**PROVIDED INFORMATION:**
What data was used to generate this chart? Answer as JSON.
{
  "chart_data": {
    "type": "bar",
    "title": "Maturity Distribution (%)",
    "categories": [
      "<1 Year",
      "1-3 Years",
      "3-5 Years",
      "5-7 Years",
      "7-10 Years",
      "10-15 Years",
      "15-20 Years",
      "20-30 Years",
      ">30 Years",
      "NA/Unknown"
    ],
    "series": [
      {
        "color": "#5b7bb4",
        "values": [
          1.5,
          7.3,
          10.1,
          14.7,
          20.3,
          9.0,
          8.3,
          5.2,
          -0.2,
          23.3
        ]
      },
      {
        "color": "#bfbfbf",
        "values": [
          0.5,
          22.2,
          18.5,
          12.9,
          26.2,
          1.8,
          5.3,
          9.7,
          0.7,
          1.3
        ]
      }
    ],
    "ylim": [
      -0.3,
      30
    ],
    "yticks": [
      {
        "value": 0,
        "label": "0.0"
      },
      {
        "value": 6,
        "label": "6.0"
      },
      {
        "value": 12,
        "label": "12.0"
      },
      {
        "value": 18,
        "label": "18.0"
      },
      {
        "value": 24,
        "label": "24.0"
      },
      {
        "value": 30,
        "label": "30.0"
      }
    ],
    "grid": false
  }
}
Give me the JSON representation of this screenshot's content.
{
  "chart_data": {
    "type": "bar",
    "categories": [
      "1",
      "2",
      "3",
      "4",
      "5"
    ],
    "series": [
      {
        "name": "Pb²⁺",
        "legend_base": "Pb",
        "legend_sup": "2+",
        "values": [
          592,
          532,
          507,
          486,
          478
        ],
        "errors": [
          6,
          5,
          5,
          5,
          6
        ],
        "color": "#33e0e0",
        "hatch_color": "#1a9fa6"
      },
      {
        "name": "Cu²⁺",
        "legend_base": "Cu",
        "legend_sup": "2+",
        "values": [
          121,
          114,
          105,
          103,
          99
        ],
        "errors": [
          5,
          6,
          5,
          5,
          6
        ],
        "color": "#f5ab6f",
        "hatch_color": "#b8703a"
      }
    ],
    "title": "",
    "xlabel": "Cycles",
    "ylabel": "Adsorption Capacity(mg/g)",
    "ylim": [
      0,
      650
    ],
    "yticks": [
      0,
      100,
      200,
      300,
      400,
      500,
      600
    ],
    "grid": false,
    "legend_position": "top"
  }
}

**REQUIRED WORK:**
Count the lines in which the string "this" appears, then report only that figure.

**EXPECTED ANSWER:**
2